■ Records shown:
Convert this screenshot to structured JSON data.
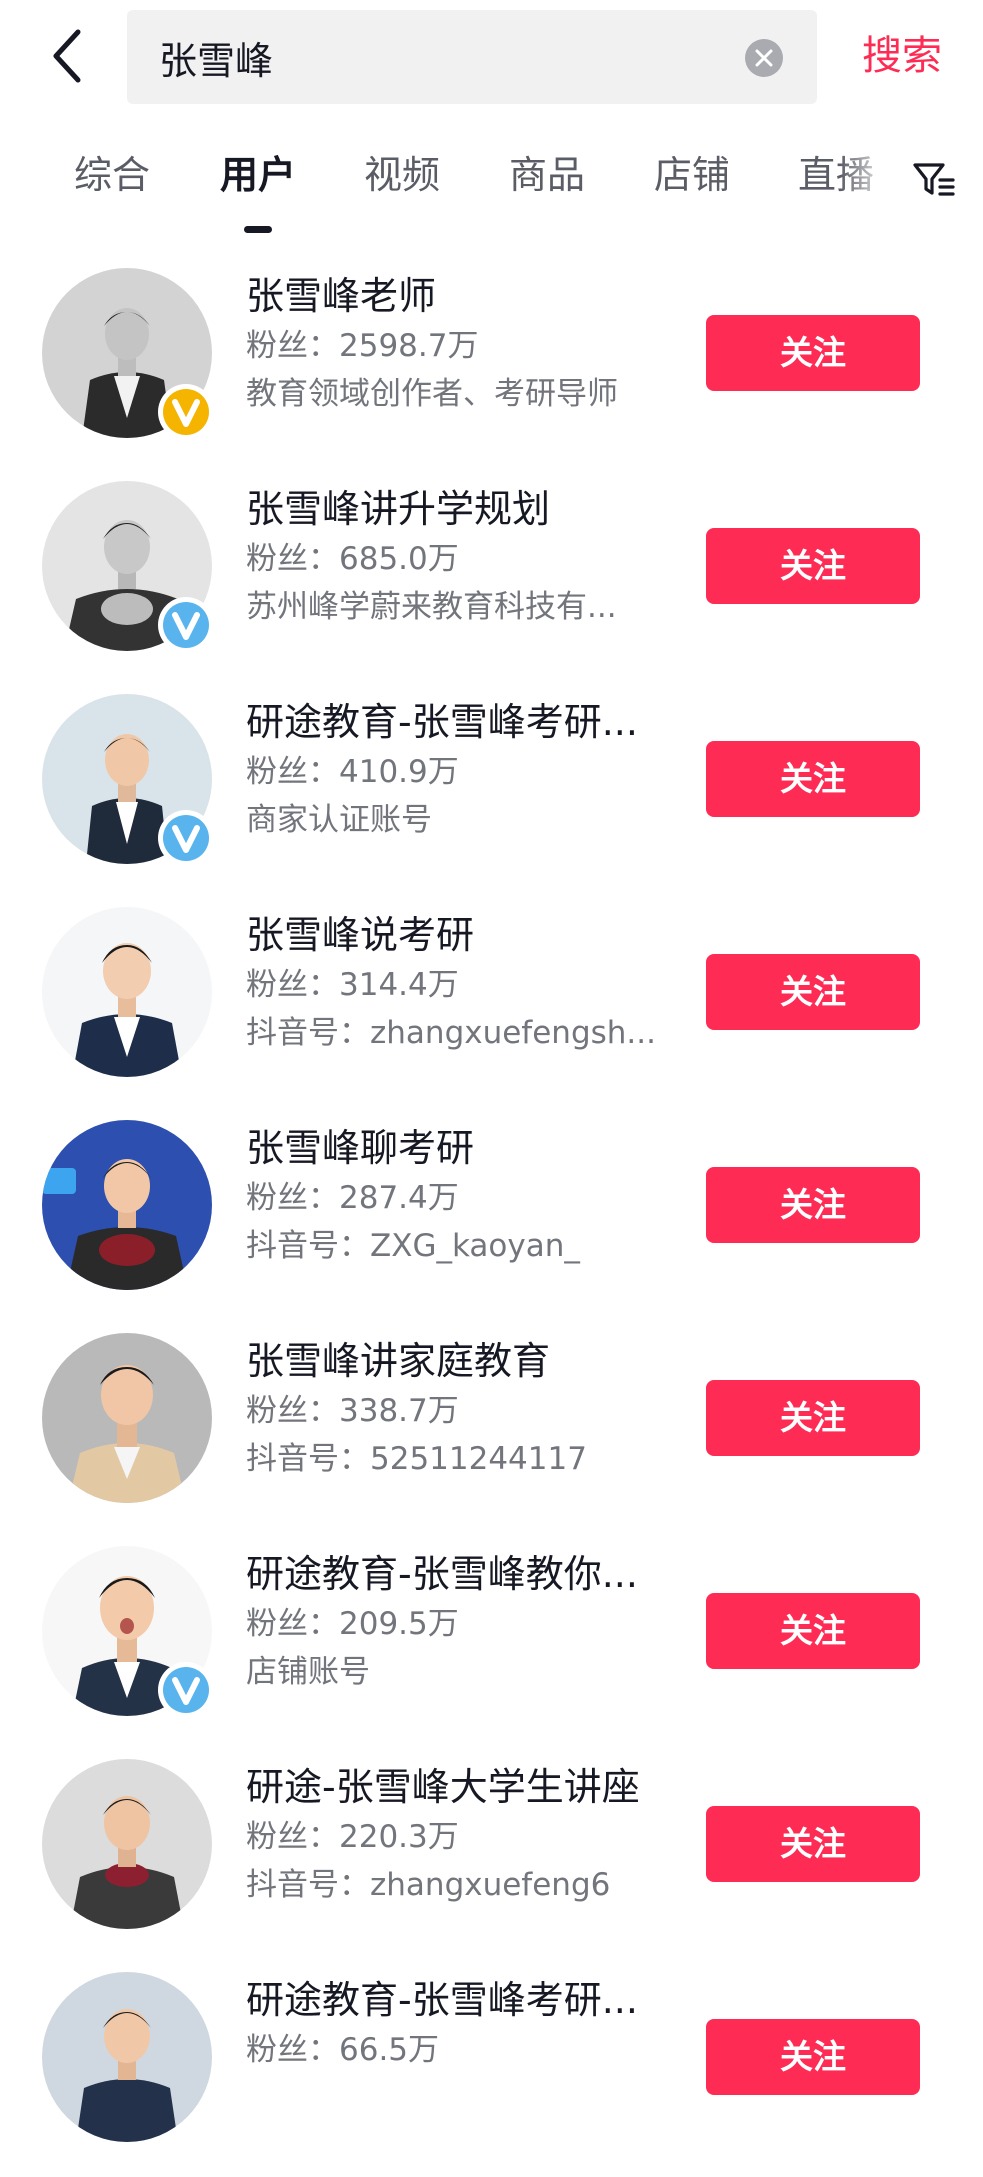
{
  "search": {
    "query": "张雪峰",
    "button_label": "搜索"
  },
  "tabs": [
    {
      "label": "综合",
      "active": false
    },
    {
      "label": "用户",
      "active": true
    },
    {
      "label": "视频",
      "active": false
    },
    {
      "label": "商品",
      "active": false
    },
    {
      "label": "店铺",
      "active": false
    },
    {
      "label": "直播",
      "active": false
    }
  ],
  "colors": {
    "accent": "#fe2c55",
    "primary_text": "#161823",
    "secondary_text": "#73757c",
    "gold_badge": "#f5b400",
    "blue_badge": "#59b4ee"
  },
  "icons": {
    "back": "chevron-left-icon",
    "clear": "clear-circle-icon",
    "filter": "filter-icon",
    "verified_gold": "verified-v-gold-icon",
    "verified_blue": "verified-v-blue-icon"
  },
  "users": [
    {
      "name": "张雪峰老师",
      "fans": "粉丝：2598.7万",
      "desc": "教育领域创作者、考研导师",
      "badge": "gold",
      "follow_label": "关注"
    },
    {
      "name": "张雪峰讲升学规划",
      "fans": "粉丝：685.0万",
      "desc": "苏州峰学蔚来教育科技有...",
      "badge": "blue",
      "follow_label": "关注"
    },
    {
      "name": "研途教育-张雪峰考研...",
      "fans": "粉丝：410.9万",
      "desc": "商家认证账号",
      "badge": "blue",
      "follow_label": "关注"
    },
    {
      "name": "张雪峰说考研",
      "fans": "粉丝：314.4万",
      "desc": "抖音号：zhangxuefengsh...",
      "badge": "none",
      "follow_label": "关注"
    },
    {
      "name": "张雪峰聊考研",
      "fans": "粉丝：287.4万",
      "desc": "抖音号：ZXG_kaoyan_",
      "badge": "none",
      "follow_label": "关注"
    },
    {
      "name": "张雪峰讲家庭教育",
      "fans": "粉丝：338.7万",
      "desc": "抖音号：52511244117",
      "badge": "none",
      "follow_label": "关注"
    },
    {
      "name": "研途教育-张雪峰教你...",
      "fans": "粉丝：209.5万",
      "desc": "店铺账号",
      "badge": "blue",
      "follow_label": "关注"
    },
    {
      "name": "研途-张雪峰大学生讲座",
      "fans": "粉丝：220.3万",
      "desc": "抖音号：zhangxuefeng6",
      "badge": "none",
      "follow_label": "关注"
    },
    {
      "name": "研途教育-张雪峰考研...",
      "fans": "粉丝：66.5万",
      "desc": "",
      "badge": "none",
      "follow_label": "关注"
    }
  ]
}
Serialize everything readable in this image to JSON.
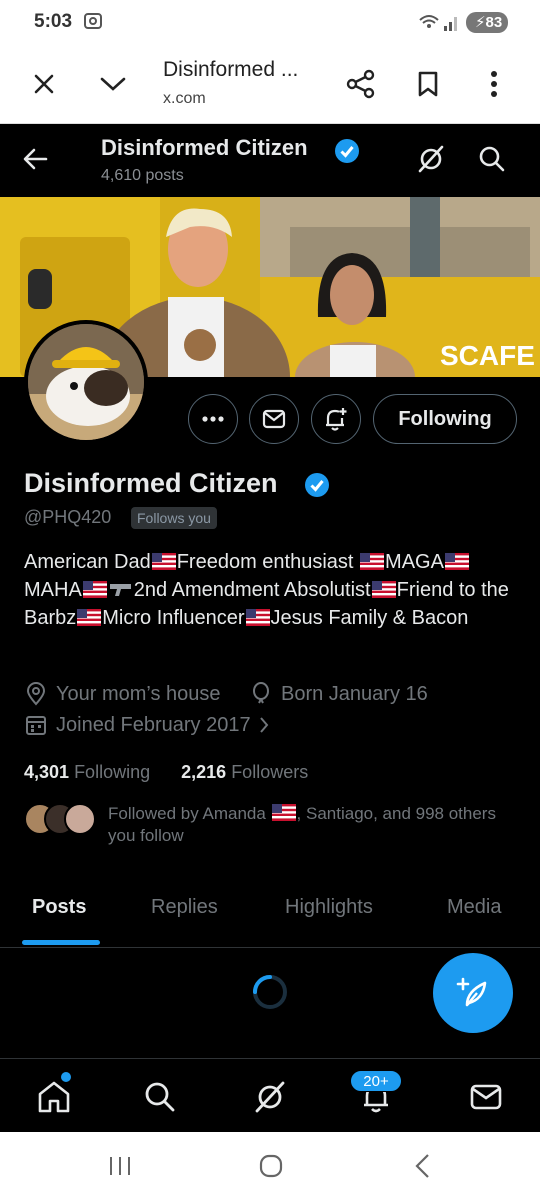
{
  "status_bar": {
    "time": "5:03",
    "battery": "83"
  },
  "browser": {
    "title": "Disinformed ...",
    "host": "x.com"
  },
  "profile_header": {
    "name": "Disinformed Citizen",
    "posts_count": "4,610 posts"
  },
  "profile": {
    "following_button": "Following",
    "display_name": "Disinformed Citizen",
    "handle": "@PHQ420",
    "follows_you": "Follows you",
    "bio": {
      "p1": "American Dad",
      "p2": "Freedom enthusiast ",
      "p3": "MAGA",
      "p4": "MAHA",
      "p5": "2nd Amendment Absolutist",
      "p6": "Friend to the Barbz",
      "p7": "Micro Influencer",
      "p8": "Jesus Family & Bacon"
    },
    "location": "Your mom’s house",
    "birthday": "Born January 16",
    "joined": "Joined February 2017",
    "following_count": "4,301",
    "following_label": "Following",
    "followers_count": "2,216",
    "followers_label": "Followers",
    "followed_by_a": "Followed by Amanda ",
    "followed_by_b": ", Santiago, and 998 others you follow"
  },
  "tabs": [
    "Posts",
    "Replies",
    "Highlights",
    "Media"
  ],
  "bottom_nav": {
    "notifications_badge": "20+"
  },
  "colors": {
    "accent": "#1d9bf0",
    "background": "#000000",
    "text_primary": "#e7e9ea",
    "text_secondary": "#71767b"
  }
}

■ Task prompt:
The lines to repeat start at the one holding "Serialize everything readable" and run through the last line of the records above; write them out exactly, both ends included, but not the pictures.

■ Full solution:
Serialize everything readable in this image to JSON.
{
  "status_bar": {
    "time": "5:03",
    "battery": "83"
  },
  "browser": {
    "title": "Disinformed ...",
    "host": "x.com"
  },
  "profile_header": {
    "name": "Disinformed Citizen",
    "posts_count": "4,610 posts"
  },
  "profile": {
    "following_button": "Following",
    "display_name": "Disinformed Citizen",
    "handle": "@PHQ420",
    "follows_you": "Follows you",
    "bio": {
      "p1": "American Dad",
      "p2": "Freedom enthusiast ",
      "p3": "MAGA",
      "p4": "MAHA",
      "p5": "2nd Amendment Absolutist",
      "p6": "Friend to the Barbz",
      "p7": "Micro Influencer",
      "p8": "Jesus Family & Bacon"
    },
    "location": "Your mom’s house",
    "birthday": "Born January 16",
    "joined": "Joined February 2017",
    "following_count": "4,301",
    "following_label": "Following",
    "followers_count": "2,216",
    "followers_label": "Followers",
    "followed_by_a": "Followed by Amanda ",
    "followed_by_b": ", Santiago, and 998 others you follow"
  },
  "tabs": [
    "Posts",
    "Replies",
    "Highlights",
    "Media"
  ],
  "bottom_nav": {
    "notifications_badge": "20+"
  },
  "colors": {
    "accent": "#1d9bf0",
    "background": "#000000",
    "text_primary": "#e7e9ea",
    "text_secondary": "#71767b"
  }
}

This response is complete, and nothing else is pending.